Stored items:
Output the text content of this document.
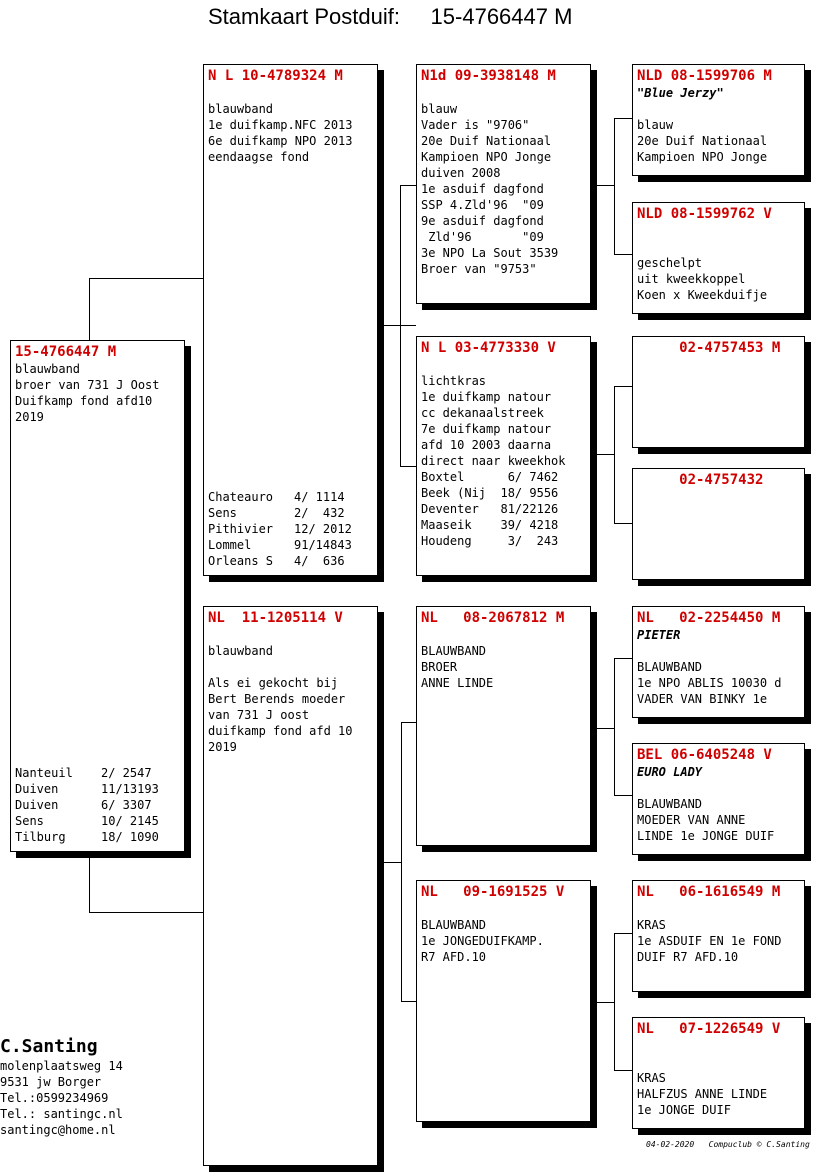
Stamkaart Postduif: 15-4766447 M
15-4766447 M
blauwband
broer van 731 J Oost
Duifkamp fond afd10
2019
Nanteuil	2/ 2547
Duiven	11/13193
Duiven	6/ 3307
Sens	10/ 2145
Tilburg	18/ 1090
N L 10-4789324 M

blauwband
1e duifkamp.NFC 2013
6e duifkamp NPO 2013
eendaagse fond
Chateauro	4/ 1114
Sens	2/  432
Pithivier	12/ 2012
Lommel	91/14843
Orleans S	4/  636
NL  11-1205114 V

blauwband

Als ei gekocht bij
Bert Berends moeder
van 731 J oost
duifkamp fond afd 10
2019
N1d 09-3938148 M

blauw
Vader is "9706"
20e Duif Nationaal
Kampioen NPO Jonge
duiven 2008
1e asduif dagfond
SSP 4.Zld'96  "09
9e asduif dagfond
Zld'96       "09
3e NPO La Sout 3539
Broer van "9753"
N L 03-4773330 V

lichtkras
1e duifkamp natour
cc dekanaalstreek
7e duifkamp natour
afd 10 2003 daarna
direct naar kweekhok
Boxtel      6/ 7462
Beek (Nij  18/ 9556
Deventer   81/22126
Maaseik    39/ 4218
Houdeng     3/  243
NL   08-2067812 M

BLAUWBAND
BROER
ANNE LINDE
NL   09-1691525 V

BLAUWBAND
1e JONGEDUIFKAMP.
R7 AFD.10
NLD 08-1599706 M
"Blue Jerzy"

blauw
20e Duif Nationaal
Kampioen NPO Jonge
NLD 08-1599762 V

geschelpt
uit kweekkoppel
Koen x Kweekduifje
02-4757453 M
02-4757432
NL   02-2254450 M
PIETER

BLAUWBAND
1e NPO ABLIS 10030 d
VADER VAN BINKY 1e
BEL 06-6405248 V
EURO LADY

BLAUWBAND
MOEDER VAN ANNE
LINDE 1e JONGE DUIF
NL   06-1616549 M

KRAS
1e ASDUIF EN 1e FOND
DUIF R7 AFD.10
NL   07-1226549 V

KRAS
HALFZUS ANNE LINDE
1e JONGE DUIF
C.Santing
molenplaatsweg 14
9531 jw Borger
Tel.:0599234969
Tel.: santingc.nl
santingc@home.nl
04-02-2020 Compuclub © C.Santing
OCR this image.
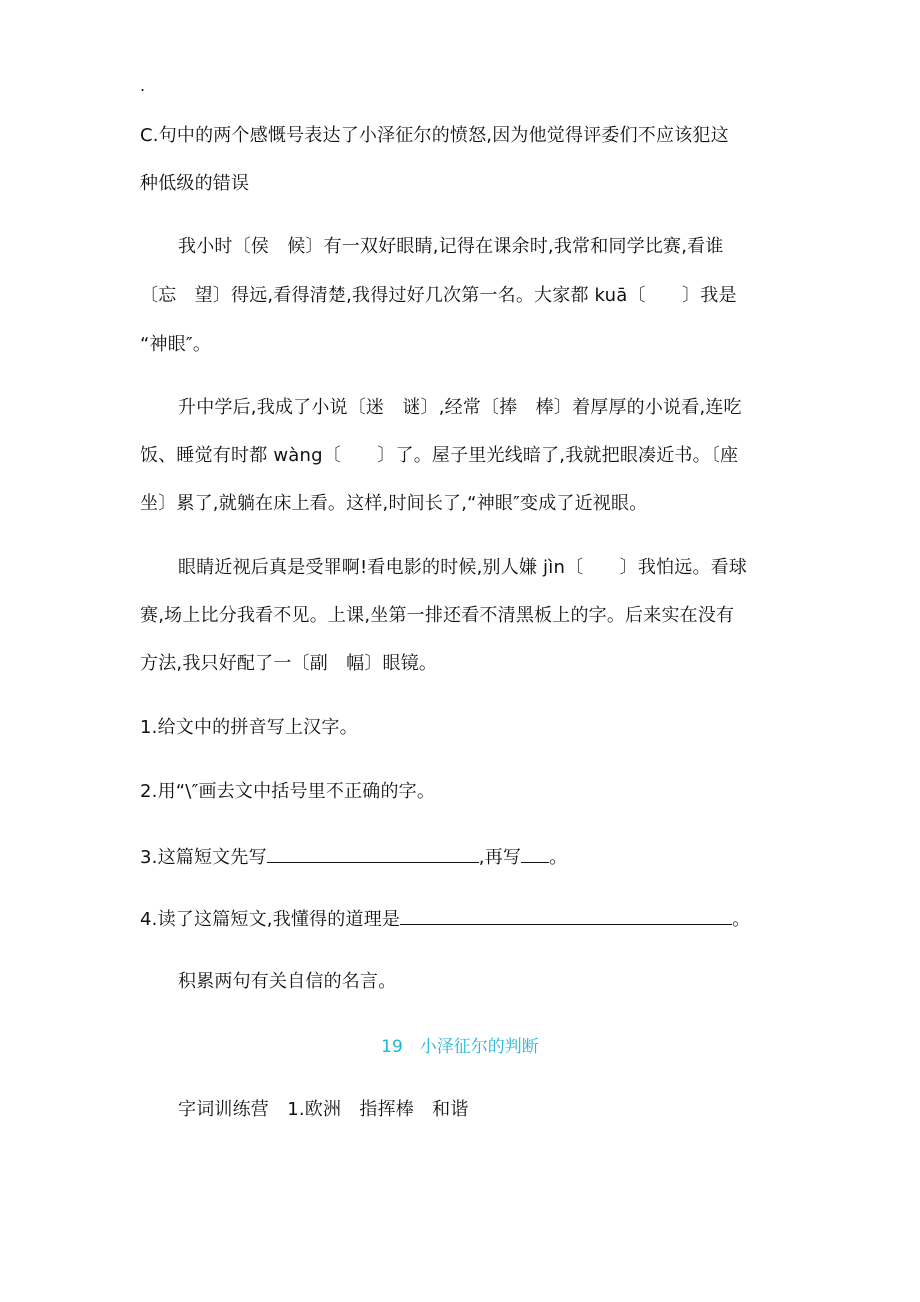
.
C.句中的两个感慨号表达了小泽征尔的愤怒,因为他觉得评委们不应该犯这
种低级的错误
我小时〔侯　候〕有一双好眼睛,记得在课余时,我常和同学比赛,看谁
〔忘　望〕得远,看得清楚,我得过好几次第一名。大家都 kuā〔　　〕我是
“神眼″。
升中学后,我成了小说〔迷　谜〕,经常〔捧　棒〕着厚厚的小说看,连吃
饭、睡觉有时都 wàng〔　　〕了。屋子里光线暗了,我就把眼凑近书。〔座
坐〕累了,就躺在床上看。这样,时间长了,“神眼″变成了近视眼。
眼睛近视后真是受罪啊!看电影的时候,别人嫌 jìn〔　　〕我怕远。看球
赛,场上比分我看不见。上课,坐第一排还看不清黑板上的字。后来实在没有
方法,我只好配了一〔副　幅〕眼镜。
1.给文中的拼音写上汉字。
2.用“\″画去文中括号里不正确的字。
3.这篇短文先写	,再写 。
4.读了这篇短文,我懂得的道理是	。
积累两句有关自信的名言。
19　小泽征尔的判断
字词训练营　1.欧洲　指挥棒　和谐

- _Exercise goal_: Lines containing the word "dagfond" are to be tallied; report only the total.

- _Written answer_: 2